## SUPPLIED ENTRIES:
━━━━━━━━━━━━━━━━━━━━
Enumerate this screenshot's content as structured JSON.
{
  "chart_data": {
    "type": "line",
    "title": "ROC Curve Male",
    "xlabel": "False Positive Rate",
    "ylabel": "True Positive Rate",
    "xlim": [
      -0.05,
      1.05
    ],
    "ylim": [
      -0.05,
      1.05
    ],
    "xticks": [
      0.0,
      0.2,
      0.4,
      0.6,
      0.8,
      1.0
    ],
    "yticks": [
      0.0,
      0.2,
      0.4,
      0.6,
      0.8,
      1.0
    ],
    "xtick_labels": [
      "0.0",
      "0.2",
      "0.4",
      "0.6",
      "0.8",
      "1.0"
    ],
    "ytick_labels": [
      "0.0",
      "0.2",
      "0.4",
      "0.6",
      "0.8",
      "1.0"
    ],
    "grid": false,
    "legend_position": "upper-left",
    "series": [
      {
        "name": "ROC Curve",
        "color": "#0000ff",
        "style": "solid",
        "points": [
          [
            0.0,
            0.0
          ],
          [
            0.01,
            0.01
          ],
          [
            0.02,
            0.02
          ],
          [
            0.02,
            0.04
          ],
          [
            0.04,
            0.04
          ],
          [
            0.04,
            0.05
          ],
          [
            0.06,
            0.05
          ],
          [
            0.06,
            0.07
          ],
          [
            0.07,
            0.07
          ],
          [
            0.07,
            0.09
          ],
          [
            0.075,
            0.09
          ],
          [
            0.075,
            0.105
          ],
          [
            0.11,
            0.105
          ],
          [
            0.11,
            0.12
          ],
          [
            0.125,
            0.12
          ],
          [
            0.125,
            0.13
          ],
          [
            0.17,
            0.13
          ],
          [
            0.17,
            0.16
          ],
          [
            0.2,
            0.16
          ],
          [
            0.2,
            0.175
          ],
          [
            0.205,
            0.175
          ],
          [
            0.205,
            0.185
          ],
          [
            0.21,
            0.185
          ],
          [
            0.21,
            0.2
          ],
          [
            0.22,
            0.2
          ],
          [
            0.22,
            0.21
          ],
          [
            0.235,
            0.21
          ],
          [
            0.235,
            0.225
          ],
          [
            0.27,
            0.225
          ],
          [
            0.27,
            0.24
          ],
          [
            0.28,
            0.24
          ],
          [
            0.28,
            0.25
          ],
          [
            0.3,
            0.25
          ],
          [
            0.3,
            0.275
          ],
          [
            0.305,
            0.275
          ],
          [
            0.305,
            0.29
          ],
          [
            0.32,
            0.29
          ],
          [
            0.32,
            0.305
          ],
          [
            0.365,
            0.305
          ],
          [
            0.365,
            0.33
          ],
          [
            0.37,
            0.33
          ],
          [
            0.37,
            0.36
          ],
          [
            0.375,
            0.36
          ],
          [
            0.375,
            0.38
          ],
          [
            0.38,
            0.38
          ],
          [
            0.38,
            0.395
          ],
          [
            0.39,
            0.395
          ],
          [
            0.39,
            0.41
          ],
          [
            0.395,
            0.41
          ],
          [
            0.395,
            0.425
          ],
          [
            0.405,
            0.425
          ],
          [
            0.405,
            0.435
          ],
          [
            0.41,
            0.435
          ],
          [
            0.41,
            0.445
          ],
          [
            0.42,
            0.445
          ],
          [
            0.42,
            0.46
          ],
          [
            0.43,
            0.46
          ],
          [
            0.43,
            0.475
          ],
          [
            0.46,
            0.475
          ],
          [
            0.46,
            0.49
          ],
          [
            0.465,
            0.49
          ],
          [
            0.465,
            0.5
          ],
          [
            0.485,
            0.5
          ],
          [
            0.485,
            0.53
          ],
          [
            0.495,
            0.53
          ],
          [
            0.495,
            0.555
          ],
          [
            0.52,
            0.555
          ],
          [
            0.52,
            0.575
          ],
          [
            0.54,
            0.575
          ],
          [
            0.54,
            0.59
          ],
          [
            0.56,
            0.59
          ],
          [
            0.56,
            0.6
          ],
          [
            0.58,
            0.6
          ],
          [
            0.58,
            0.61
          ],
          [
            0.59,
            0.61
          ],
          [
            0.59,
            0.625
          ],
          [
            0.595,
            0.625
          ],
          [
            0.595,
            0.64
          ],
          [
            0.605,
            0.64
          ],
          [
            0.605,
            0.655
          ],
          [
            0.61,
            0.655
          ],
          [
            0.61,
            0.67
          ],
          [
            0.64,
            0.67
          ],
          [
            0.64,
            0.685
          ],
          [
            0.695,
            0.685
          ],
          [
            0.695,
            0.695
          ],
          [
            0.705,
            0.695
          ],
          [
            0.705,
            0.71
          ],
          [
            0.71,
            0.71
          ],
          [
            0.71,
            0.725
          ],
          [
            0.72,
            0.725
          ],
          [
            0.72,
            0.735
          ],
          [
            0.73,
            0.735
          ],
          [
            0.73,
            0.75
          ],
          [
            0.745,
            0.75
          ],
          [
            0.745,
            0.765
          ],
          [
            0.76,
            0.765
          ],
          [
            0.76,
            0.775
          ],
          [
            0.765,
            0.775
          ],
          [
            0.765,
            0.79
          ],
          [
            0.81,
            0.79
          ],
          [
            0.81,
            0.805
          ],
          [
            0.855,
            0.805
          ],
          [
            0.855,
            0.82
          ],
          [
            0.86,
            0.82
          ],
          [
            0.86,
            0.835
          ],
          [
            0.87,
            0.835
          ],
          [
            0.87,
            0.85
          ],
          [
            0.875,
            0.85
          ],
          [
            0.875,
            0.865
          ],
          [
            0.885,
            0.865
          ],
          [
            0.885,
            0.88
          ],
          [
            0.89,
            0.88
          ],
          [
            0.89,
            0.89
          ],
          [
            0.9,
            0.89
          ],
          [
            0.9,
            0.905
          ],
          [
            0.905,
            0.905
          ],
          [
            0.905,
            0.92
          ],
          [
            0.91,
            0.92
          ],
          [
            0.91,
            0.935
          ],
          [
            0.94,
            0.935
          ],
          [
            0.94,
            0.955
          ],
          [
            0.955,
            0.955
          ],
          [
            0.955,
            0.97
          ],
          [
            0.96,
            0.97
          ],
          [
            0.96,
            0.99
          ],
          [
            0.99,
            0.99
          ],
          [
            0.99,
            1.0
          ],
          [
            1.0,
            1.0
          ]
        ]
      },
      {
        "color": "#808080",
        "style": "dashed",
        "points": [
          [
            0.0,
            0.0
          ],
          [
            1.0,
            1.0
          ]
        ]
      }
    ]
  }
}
━━━━━━━━━━━━━━━━━━━━
## YOUR GOAL:
Quote each line above in full, word for word.

## OUTPUT FOR THIS TASK:
Enumerate this screenshot's content as structured JSON.
{
  "chart_data": {
    "type": "line",
    "title": "ROC Curve Male",
    "xlabel": "False Positive Rate",
    "ylabel": "True Positive Rate",
    "xlim": [
      -0.05,
      1.05
    ],
    "ylim": [
      -0.05,
      1.05
    ],
    "xticks": [
      0.0,
      0.2,
      0.4,
      0.6,
      0.8,
      1.0
    ],
    "yticks": [
      0.0,
      0.2,
      0.4,
      0.6,
      0.8,
      1.0
    ],
    "xtick_labels": [
      "0.0",
      "0.2",
      "0.4",
      "0.6",
      "0.8",
      "1.0"
    ],
    "ytick_labels": [
      "0.0",
      "0.2",
      "0.4",
      "0.6",
      "0.8",
      "1.0"
    ],
    "grid": false,
    "legend_position": "upper-left",
    "series": [
      {
        "name": "ROC Curve",
        "color": "#0000ff",
        "style": "solid",
        "points": [
          [
            0.0,
            0.0
          ],
          [
            0.01,
            0.01
          ],
          [
            0.02,
            0.02
          ],
          [
            0.02,
            0.04
          ],
          [
            0.04,
            0.04
          ],
          [
            0.04,
            0.05
          ],
          [
            0.06,
            0.05
          ],
          [
            0.06,
            0.07
          ],
          [
            0.07,
            0.07
          ],
          [
            0.07,
            0.09
          ],
          [
            0.075,
            0.09
          ],
          [
            0.075,
            0.105
          ],
          [
            0.11,
            0.105
          ],
          [
            0.11,
            0.12
          ],
          [
            0.125,
            0.12
          ],
          [
            0.125,
            0.13
          ],
          [
            0.17,
            0.13
          ],
          [
            0.17,
            0.16
          ],
          [
            0.2,
            0.16
          ],
          [
            0.2,
            0.175
          ],
          [
            0.205,
            0.175
          ],
          [
            0.205,
            0.185
          ],
          [
            0.21,
            0.185
          ],
          [
            0.21,
            0.2
          ],
          [
            0.22,
            0.2
          ],
          [
            0.22,
            0.21
          ],
          [
            0.235,
            0.21
          ],
          [
            0.235,
            0.225
          ],
          [
            0.27,
            0.225
          ],
          [
            0.27,
            0.24
          ],
          [
            0.28,
            0.24
          ],
          [
            0.28,
            0.25
          ],
          [
            0.3,
            0.25
          ],
          [
            0.3,
            0.275
          ],
          [
            0.305,
            0.275
          ],
          [
            0.305,
            0.29
          ],
          [
            0.32,
            0.29
          ],
          [
            0.32,
            0.305
          ],
          [
            0.365,
            0.305
          ],
          [
            0.365,
            0.33
          ],
          [
            0.37,
            0.33
          ],
          [
            0.37,
            0.36
          ],
          [
            0.375,
            0.36
          ],
          [
            0.375,
            0.38
          ],
          [
            0.38,
            0.38
          ],
          [
            0.38,
            0.395
          ],
          [
            0.39,
            0.395
          ],
          [
            0.39,
            0.41
          ],
          [
            0.395,
            0.41
          ],
          [
            0.395,
            0.425
          ],
          [
            0.405,
            0.425
          ],
          [
            0.405,
            0.435
          ],
          [
            0.41,
            0.435
          ],
          [
            0.41,
            0.445
          ],
          [
            0.42,
            0.445
          ],
          [
            0.42,
            0.46
          ],
          [
            0.43,
            0.46
          ],
          [
            0.43,
            0.475
          ],
          [
            0.46,
            0.475
          ],
          [
            0.46,
            0.49
          ],
          [
            0.465,
            0.49
          ],
          [
            0.465,
            0.5
          ],
          [
            0.485,
            0.5
          ],
          [
            0.485,
            0.53
          ],
          [
            0.495,
            0.53
          ],
          [
            0.495,
            0.555
          ],
          [
            0.52,
            0.555
          ],
          [
            0.52,
            0.575
          ],
          [
            0.54,
            0.575
          ],
          [
            0.54,
            0.59
          ],
          [
            0.56,
            0.59
          ],
          [
            0.56,
            0.6
          ],
          [
            0.58,
            0.6
          ],
          [
            0.58,
            0.61
          ],
          [
            0.59,
            0.61
          ],
          [
            0.59,
            0.625
          ],
          [
            0.595,
            0.625
          ],
          [
            0.595,
            0.64
          ],
          [
            0.605,
            0.64
          ],
          [
            0.605,
            0.655
          ],
          [
            0.61,
            0.655
          ],
          [
            0.61,
            0.67
          ],
          [
            0.64,
            0.67
          ],
          [
            0.64,
            0.685
          ],
          [
            0.695,
            0.685
          ],
          [
            0.695,
            0.695
          ],
          [
            0.705,
            0.695
          ],
          [
            0.705,
            0.71
          ],
          [
            0.71,
            0.71
          ],
          [
            0.71,
            0.725
          ],
          [
            0.72,
            0.725
          ],
          [
            0.72,
            0.735
          ],
          [
            0.73,
            0.735
          ],
          [
            0.73,
            0.75
          ],
          [
            0.745,
            0.75
          ],
          [
            0.745,
            0.765
          ],
          [
            0.76,
            0.765
          ],
          [
            0.76,
            0.775
          ],
          [
            0.765,
            0.775
          ],
          [
            0.765,
            0.79
          ],
          [
            0.81,
            0.79
          ],
          [
            0.81,
            0.805
          ],
          [
            0.855,
            0.805
          ],
          [
            0.855,
            0.82
          ],
          [
            0.86,
            0.82
          ],
          [
            0.86,
            0.835
          ],
          [
            0.87,
            0.835
          ],
          [
            0.87,
            0.85
          ],
          [
            0.875,
            0.85
          ],
          [
            0.875,
            0.865
          ],
          [
            0.885,
            0.865
          ],
          [
            0.885,
            0.88
          ],
          [
            0.89,
            0.88
          ],
          [
            0.89,
            0.89
          ],
          [
            0.9,
            0.89
          ],
          [
            0.9,
            0.905
          ],
          [
            0.905,
            0.905
          ],
          [
            0.905,
            0.92
          ],
          [
            0.91,
            0.92
          ],
          [
            0.91,
            0.935
          ],
          [
            0.94,
            0.935
          ],
          [
            0.94,
            0.955
          ],
          [
            0.955,
            0.955
          ],
          [
            0.955,
            0.97
          ],
          [
            0.96,
            0.97
          ],
          [
            0.96,
            0.99
          ],
          [
            0.99,
            0.99
          ],
          [
            0.99,
            1.0
          ],
          [
            1.0,
            1.0
          ]
        ]
      },
      {
        "color": "#808080",
        "style": "dashed",
        "points": [
          [
            0.0,
            0.0
          ],
          [
            1.0,
            1.0
          ]
        ]
      }
    ]
  }
}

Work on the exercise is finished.